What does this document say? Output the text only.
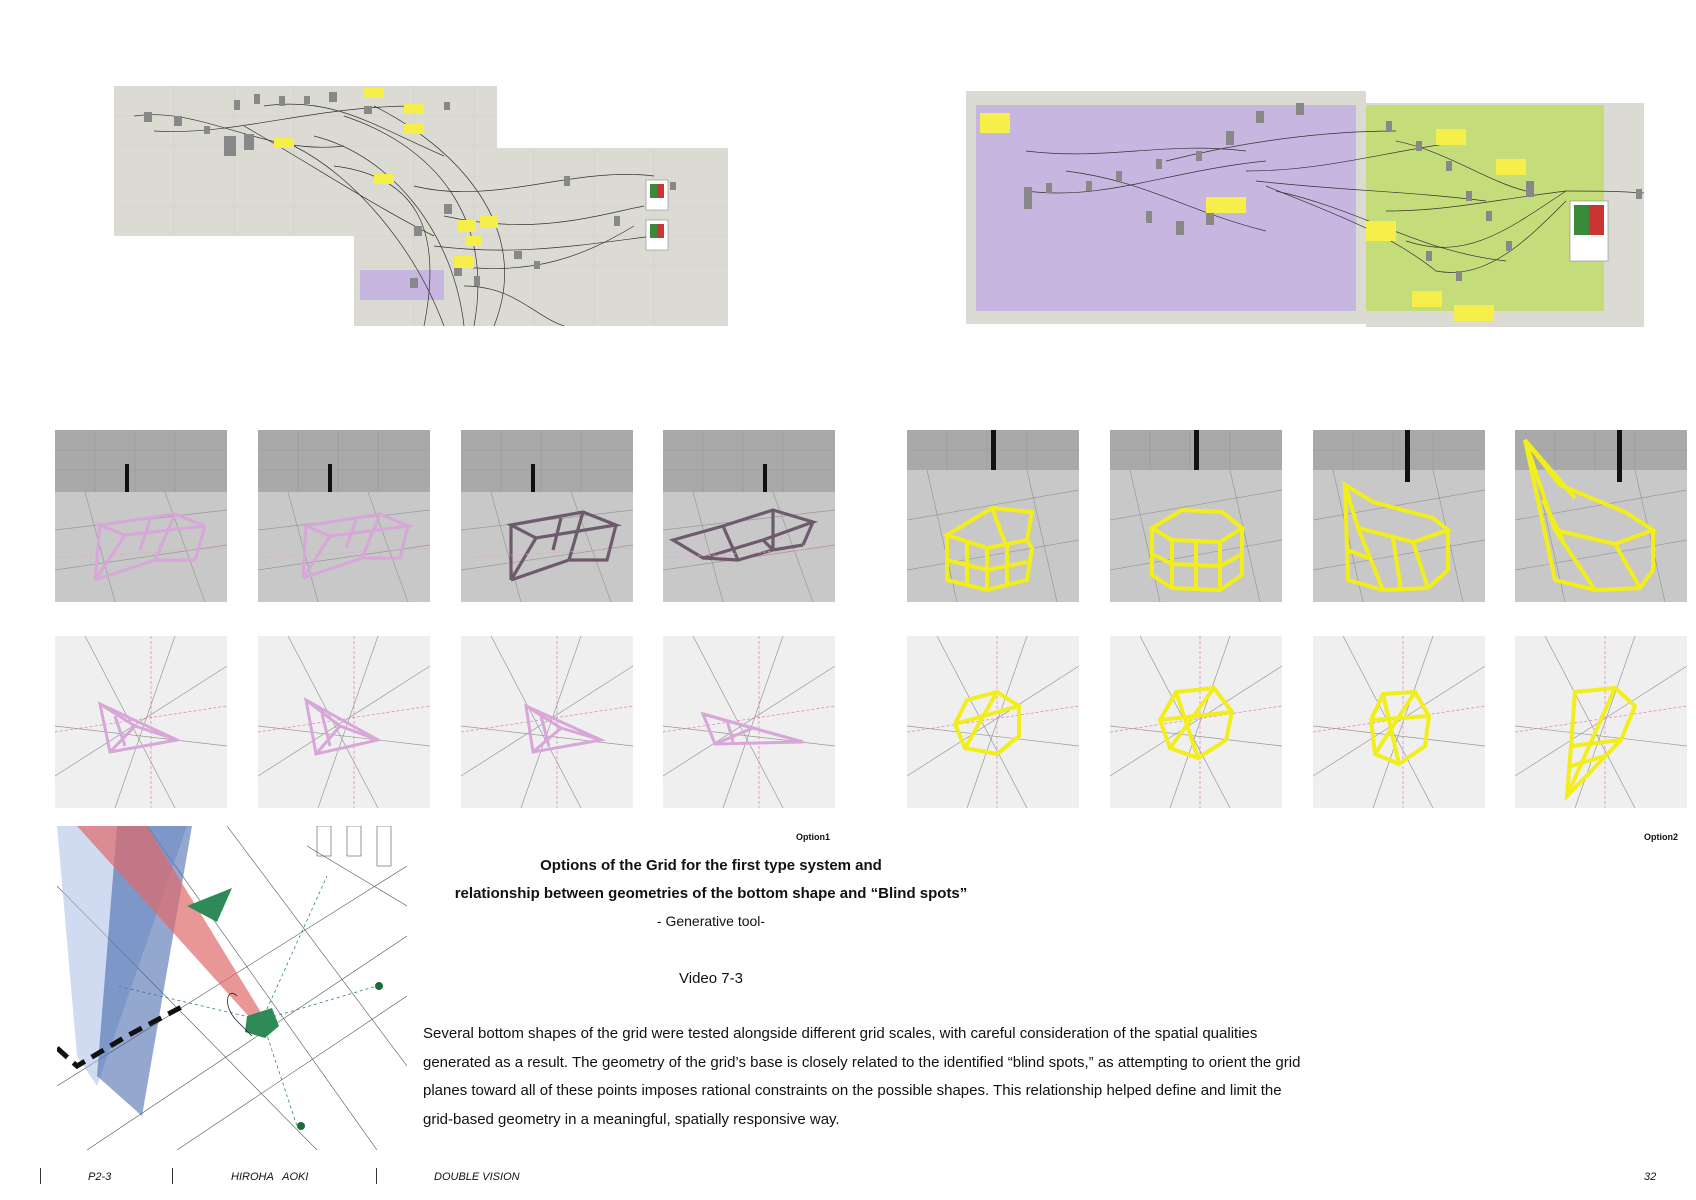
Option1	Option2
Options of the Grid for the first type system and
relationship between geometries of the bottom shape and “Blind spots”
- Generative tool-
Video 7-3
Several bottom shapes of the grid were tested alongside different grid scales, with careful consideration of the spatial qualities generated as a result. The geometry of the grid’s base is closely related to the identified “blind spots,” as attempting to orient the grid planes toward all of these points imposes rational constraints on the possible shapes. This relationship helped define and limit the grid-based geometry in a meaningful, spatially responsive way.
P2-3	HIROHA   AOKI	DOUBLE VISION	32
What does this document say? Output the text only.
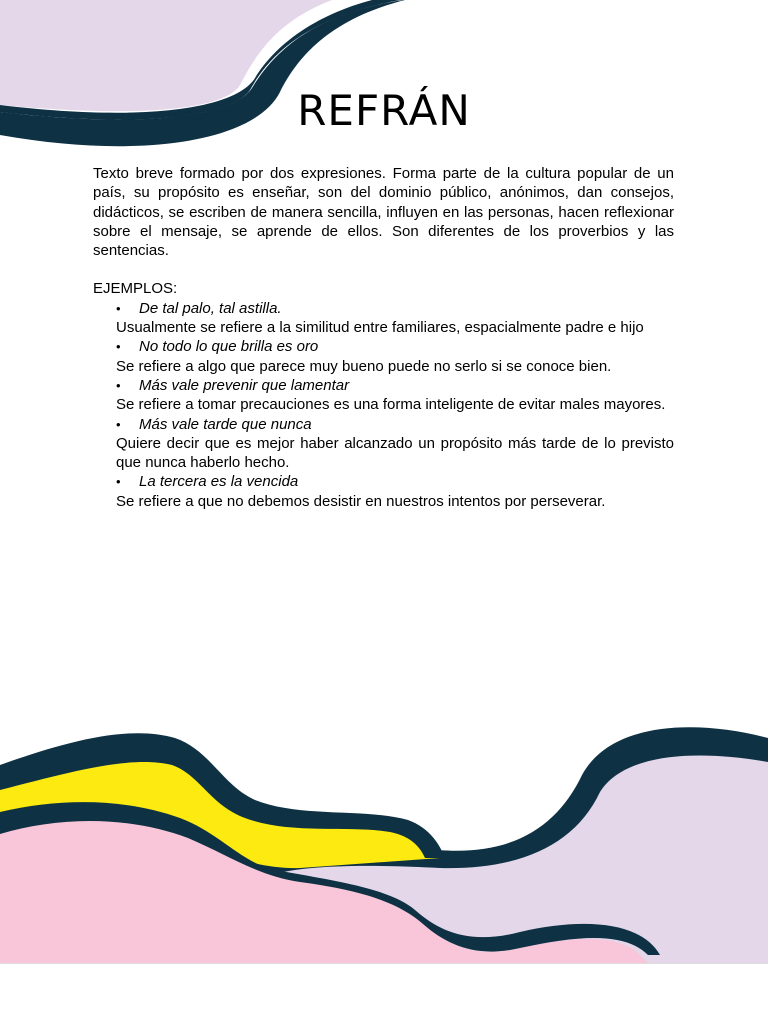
REFRÁN

Texto breve formado por dos expresiones. Forma parte de la cultura popular de un país, su propósito es enseñar, son del dominio público, anónimos, dan consejos, didácticos, se escriben de manera sencilla, influyen en las personas, hacen reflexionar sobre el mensaje, se aprende de ellos. Son diferentes de los proverbios y las sentencias.

EJEMPLOS:
• De tal palo, tal astilla.

Usualmente se refiere a la similitud entre familiares, espacialmente padre e hijo

• No todo lo que brilla es oro

Se refiere a algo que parece muy bueno puede no serlo si se conoce bien.

• Más vale prevenir que lamentar

Se refiere a tomar precauciones es una forma inteligente de evitar males mayores.

• Más vale tarde que nunca

Quiere decir que es mejor haber alcanzado un propósito más tarde de lo previsto que nunca haberlo hecho.

• La tercera es la vencida

Se refiere a que no debemos desistir en nuestros intentos por perseverar.
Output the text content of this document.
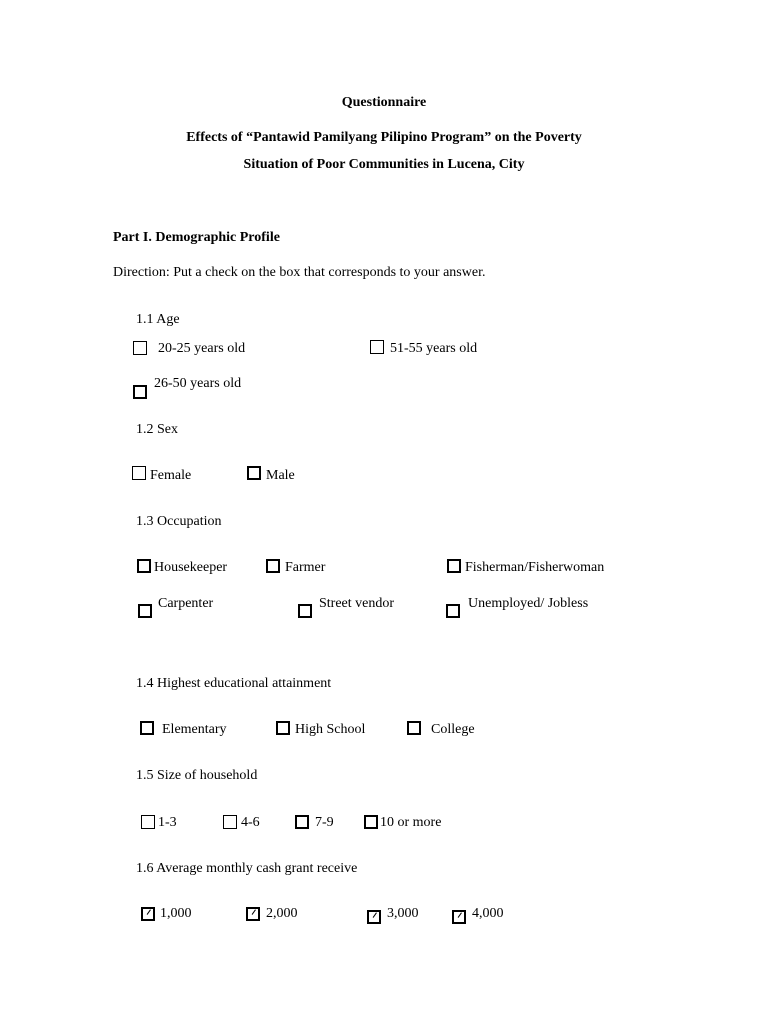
Questionnaire
Effects of “Pantawid Pamilyang Pilipino Program” on the Poverty
Situation of Poor Communities in Lucena, City
Part I. Demographic Profile
Direction: Put a check on the box that corresponds to your answer.
1.1 Age
20-25 years old	51-55 years old
26-50 years old
1.2 Sex
Female	Male
1.3 Occupation
Housekeeper	Farmer	Fisherman/Fisherwoman
Carpenter	Street vendor	Unemployed/ Jobless
1.4 Highest educational attainment
Elementary	High School	College
1.5 Size of household
1-3	4-6	7-9	10 or more
1.6 Average monthly cash grant receive
1,000	2,000	3,000	4,000
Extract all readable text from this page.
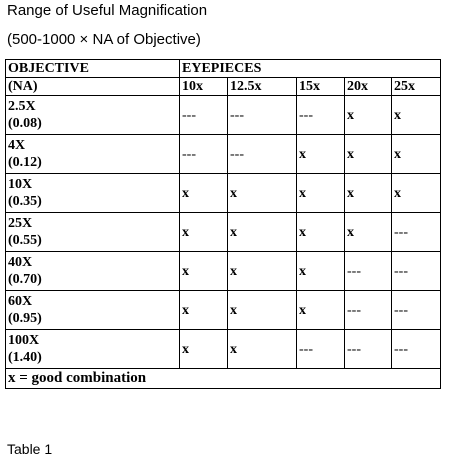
Range of Useful Magnification
(500-1000 × NA of Objective)
OBJECTIVE	EYEPIECES				
(NA)	10x	12.5x	15x	20x	25x

2.5X
(0.08)	---	---	---	x	x

4X
(0.12)	---	---	x	x	x

10X
(0.35)	x	x	x	x	x

25X
(0.55)	x	x	x	x	---

40X
(0.70)	x	x	x	---	---

60X
(0.95)	x	x	x	---	---

100X
(1.40)	x	x	---	---	---
x = good combination					
Table 1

== == ==

## Aim of the exercise
Quote each line of the listing exactly, but leave the pictures out.

## Response
What does this document say? Output the text only.
Option1	Option2
Options of the Grid for the first type system and
relationship between geometries of the bottom shape and “Blind spots”
- Generative tool-
Video 7-3
Several bottom shapes of the grid were tested alongside different grid scales, with careful consideration of the spatial qualities generated as a result. The geometry of the grid’s base is closely related to the identified “blind spots,” as attempting to orient the grid planes toward all of these points imposes rational constraints on the possible shapes. This relationship helped define and limit the grid-based geometry in a meaningful, spatially responsive way.
P2-3	HIROHA   AOKI	DOUBLE VISION	32
What does this document say? Output the text only.
REFRÁN

Texto breve formado por dos expresiones. Forma parte de la cultura popular de un país, su propósito es enseñar, son del dominio público, anónimos, dan consejos, didácticos, se escriben de manera sencilla, influyen en las personas, hacen reflexionar sobre el mensaje, se aprende de ellos. Son diferentes de los proverbios y las sentencias.

EJEMPLOS:
• De tal palo, tal astilla.

Usualmente se refiere a la similitud entre familiares, espacialmente padre e hijo

• No todo lo que brilla es oro

Se refiere a algo que parece muy bueno puede no serlo si se conoce bien.

• Más vale prevenir que lamentar

Se refiere a tomar precauciones es una forma inteligente de evitar males mayores.

• Más vale tarde que nunca

Quiere decir que es mejor haber alcanzado un propósito más tarde de lo previsto que nunca haberlo hecho.

• La tercera es la vencida

Se refiere a que no debemos desistir en nuestros intentos por perseverar.
Output the text content of this document.
Questionnaire
Effects of “Pantawid Pamilyang Pilipino Program” on the Poverty
Situation of Poor Communities in Lucena, City
Part I. Demographic Profile
Direction: Put a check on the box that corresponds to your answer.
1.1 Age
20-25 years old	51-55 years old
26-50 years old
1.2 Sex
Female	Male
1.3 Occupation
Housekeeper	Farmer	Fisherman/Fisherwoman
Carpenter	Street vendor	Unemployed/ Jobless
1.4 Highest educational attainment
Elementary	High School	College
1.5 Size of household
1-3	4-6	7-9	10 or more
1.6 Average monthly cash grant receive
1,000	2,000	3,000	4,000
Extract all readable text from this page.
Range of Useful Magnification
(500-1000 × NA of Objective)
OBJECTIVE	EYEPIECES				
(NA)	10x	12.5x	15x	20x	25x

2.5X
(0.08)	---	---	---	x	x

4X
(0.12)	---	---	x	x	x

10X
(0.35)	x	x	x	x	x

25X
(0.55)	x	x	x	x	---

40X
(0.70)	x	x	x	---	---

60X
(0.95)	x	x	x	---	---

100X
(1.40)	x	x	---	---	---
x = good combination					
Table 1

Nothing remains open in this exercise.